### Supplied data
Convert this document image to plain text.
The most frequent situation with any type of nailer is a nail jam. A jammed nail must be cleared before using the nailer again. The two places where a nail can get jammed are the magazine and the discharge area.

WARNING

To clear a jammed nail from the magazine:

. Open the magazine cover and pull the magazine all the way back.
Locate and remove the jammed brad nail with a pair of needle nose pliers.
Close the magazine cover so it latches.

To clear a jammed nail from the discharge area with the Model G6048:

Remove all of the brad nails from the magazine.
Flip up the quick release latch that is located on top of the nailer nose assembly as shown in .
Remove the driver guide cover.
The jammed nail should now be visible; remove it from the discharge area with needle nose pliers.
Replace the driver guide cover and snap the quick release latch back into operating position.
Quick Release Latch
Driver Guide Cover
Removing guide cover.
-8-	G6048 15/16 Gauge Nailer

### Problem details
Repeat the records above in full, character for character.

### Output for this task
Convert this document image to plain text.
The most frequent situation with any type of nailer is a nail jam. A jammed nail must be cleared before using the nailer again. The two places where a nail can get jammed are the magazine and the discharge area.

WARNING

To clear a jammed nail from the magazine:

. Open the magazine cover and pull the magazine all the way back.
Locate and remove the jammed brad nail with a pair of needle nose pliers.
Close the magazine cover so it latches.

To clear a jammed nail from the discharge area with the Model G6048:

Remove all of the brad nails from the magazine.
Flip up the quick release latch that is located on top of the nailer nose assembly as shown in .
Remove the driver guide cover.
The jammed nail should now be visible; remove it from the discharge area with needle nose pliers.
Replace the driver guide cover and snap the quick release latch back into operating position.
Quick Release Latch
Driver Guide Cover
Removing guide cover.
-8-	G6048 15/16 Gauge Nailer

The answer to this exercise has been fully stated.